→ WORK TASK
All lines in the records below with the word "Deaths" must be returned.

→ MATERIAL FOR THE TASK

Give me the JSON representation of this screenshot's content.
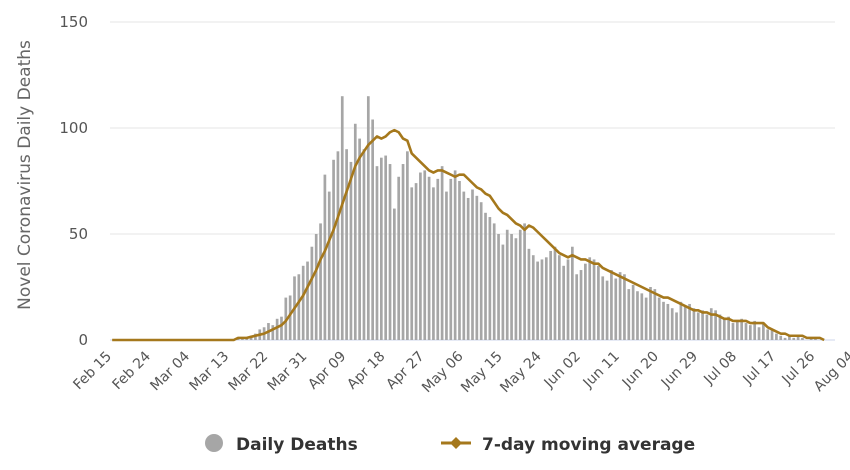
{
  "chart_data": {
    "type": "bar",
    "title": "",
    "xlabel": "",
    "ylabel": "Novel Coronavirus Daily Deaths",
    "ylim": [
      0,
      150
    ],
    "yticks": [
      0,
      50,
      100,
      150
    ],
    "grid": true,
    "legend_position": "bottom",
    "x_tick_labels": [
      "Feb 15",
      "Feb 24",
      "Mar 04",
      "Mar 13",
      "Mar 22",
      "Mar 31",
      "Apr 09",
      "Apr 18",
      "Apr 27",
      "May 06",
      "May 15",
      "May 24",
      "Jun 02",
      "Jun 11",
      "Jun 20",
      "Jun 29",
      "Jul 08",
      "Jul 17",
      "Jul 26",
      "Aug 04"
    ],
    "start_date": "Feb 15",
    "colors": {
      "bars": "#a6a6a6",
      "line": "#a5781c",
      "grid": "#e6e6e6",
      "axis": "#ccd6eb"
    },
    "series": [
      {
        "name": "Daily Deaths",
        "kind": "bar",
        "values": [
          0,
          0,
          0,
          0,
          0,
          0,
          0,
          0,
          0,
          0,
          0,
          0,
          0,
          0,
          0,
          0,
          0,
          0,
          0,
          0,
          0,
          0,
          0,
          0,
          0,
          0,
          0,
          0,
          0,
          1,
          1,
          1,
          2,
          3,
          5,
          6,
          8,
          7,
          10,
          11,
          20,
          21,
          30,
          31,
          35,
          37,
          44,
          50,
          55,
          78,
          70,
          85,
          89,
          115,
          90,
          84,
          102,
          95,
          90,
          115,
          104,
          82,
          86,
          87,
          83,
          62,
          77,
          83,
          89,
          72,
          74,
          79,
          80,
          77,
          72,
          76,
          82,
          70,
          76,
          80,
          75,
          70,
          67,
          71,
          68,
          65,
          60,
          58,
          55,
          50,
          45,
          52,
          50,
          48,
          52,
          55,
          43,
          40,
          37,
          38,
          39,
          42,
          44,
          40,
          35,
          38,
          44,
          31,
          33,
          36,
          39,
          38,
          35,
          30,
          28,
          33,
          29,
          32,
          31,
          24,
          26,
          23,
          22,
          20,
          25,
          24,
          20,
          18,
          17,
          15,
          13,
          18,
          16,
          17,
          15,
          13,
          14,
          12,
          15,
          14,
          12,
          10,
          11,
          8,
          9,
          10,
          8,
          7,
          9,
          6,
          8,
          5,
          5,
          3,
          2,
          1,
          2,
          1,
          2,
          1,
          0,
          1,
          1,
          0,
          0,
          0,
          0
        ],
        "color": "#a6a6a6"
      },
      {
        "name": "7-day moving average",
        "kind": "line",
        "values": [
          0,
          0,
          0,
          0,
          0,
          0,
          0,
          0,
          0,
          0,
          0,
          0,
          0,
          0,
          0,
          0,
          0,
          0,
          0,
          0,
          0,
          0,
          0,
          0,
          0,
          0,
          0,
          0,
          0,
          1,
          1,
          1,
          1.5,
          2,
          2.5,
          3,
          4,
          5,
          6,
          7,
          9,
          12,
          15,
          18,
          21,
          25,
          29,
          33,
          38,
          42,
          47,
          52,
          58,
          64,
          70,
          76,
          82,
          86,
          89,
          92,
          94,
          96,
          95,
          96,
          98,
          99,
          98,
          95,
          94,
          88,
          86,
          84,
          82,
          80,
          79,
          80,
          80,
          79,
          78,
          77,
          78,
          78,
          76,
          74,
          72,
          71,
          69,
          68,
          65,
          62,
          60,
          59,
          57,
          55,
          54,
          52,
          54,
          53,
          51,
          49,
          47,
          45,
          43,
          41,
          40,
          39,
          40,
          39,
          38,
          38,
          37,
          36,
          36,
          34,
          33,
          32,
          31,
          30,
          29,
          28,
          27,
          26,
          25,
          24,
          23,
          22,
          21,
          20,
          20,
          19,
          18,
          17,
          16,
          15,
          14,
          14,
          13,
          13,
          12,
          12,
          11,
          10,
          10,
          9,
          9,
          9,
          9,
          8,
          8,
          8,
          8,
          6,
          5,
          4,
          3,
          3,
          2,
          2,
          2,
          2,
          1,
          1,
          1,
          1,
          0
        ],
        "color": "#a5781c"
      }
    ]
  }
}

==

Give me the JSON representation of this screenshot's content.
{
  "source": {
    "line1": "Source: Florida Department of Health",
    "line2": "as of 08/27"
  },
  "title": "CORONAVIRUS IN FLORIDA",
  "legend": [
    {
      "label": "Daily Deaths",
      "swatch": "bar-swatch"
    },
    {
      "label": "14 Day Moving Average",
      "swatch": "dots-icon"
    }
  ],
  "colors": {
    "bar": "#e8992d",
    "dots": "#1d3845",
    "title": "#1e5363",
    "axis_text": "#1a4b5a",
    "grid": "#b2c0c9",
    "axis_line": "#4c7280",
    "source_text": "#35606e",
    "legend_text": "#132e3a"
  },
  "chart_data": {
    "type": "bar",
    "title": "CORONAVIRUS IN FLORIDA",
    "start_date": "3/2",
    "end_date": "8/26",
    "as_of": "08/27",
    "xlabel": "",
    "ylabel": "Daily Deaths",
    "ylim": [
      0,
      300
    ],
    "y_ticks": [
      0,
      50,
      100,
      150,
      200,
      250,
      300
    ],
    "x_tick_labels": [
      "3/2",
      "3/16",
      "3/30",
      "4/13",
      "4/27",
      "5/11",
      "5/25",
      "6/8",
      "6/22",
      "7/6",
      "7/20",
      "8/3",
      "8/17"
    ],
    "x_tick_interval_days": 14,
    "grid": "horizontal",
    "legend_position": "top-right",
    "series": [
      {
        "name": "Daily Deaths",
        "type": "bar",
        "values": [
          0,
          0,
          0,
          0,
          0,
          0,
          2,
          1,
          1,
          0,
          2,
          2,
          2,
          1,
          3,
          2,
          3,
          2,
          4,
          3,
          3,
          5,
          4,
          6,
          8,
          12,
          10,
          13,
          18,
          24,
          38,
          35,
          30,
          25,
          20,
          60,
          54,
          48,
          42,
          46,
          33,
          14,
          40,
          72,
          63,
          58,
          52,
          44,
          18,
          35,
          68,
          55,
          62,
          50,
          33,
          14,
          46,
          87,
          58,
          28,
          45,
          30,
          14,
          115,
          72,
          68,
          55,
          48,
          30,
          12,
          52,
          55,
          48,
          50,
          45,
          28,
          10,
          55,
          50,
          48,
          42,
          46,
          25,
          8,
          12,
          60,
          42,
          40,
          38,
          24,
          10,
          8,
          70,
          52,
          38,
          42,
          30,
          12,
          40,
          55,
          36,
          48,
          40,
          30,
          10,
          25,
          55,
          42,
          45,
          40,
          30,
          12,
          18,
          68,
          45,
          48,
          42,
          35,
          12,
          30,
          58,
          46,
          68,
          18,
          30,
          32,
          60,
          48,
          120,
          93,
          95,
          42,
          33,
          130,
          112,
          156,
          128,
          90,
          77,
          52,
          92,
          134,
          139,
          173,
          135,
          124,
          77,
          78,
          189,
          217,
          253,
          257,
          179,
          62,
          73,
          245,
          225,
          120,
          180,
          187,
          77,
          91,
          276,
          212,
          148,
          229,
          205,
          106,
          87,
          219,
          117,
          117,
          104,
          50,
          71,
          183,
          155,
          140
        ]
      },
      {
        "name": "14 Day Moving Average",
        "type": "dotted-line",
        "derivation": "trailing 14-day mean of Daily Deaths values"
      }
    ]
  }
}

→ SOLUTION BELOW
    "ylabel": "Novel Coronavirus Daily Deaths",
        "name": "Daily Deaths",
      "label": "Daily Deaths",
    "ylabel": "Daily Deaths",
        "name": "Daily Deaths",
        "derivation": "trailing 14-day mean of Daily Deaths values"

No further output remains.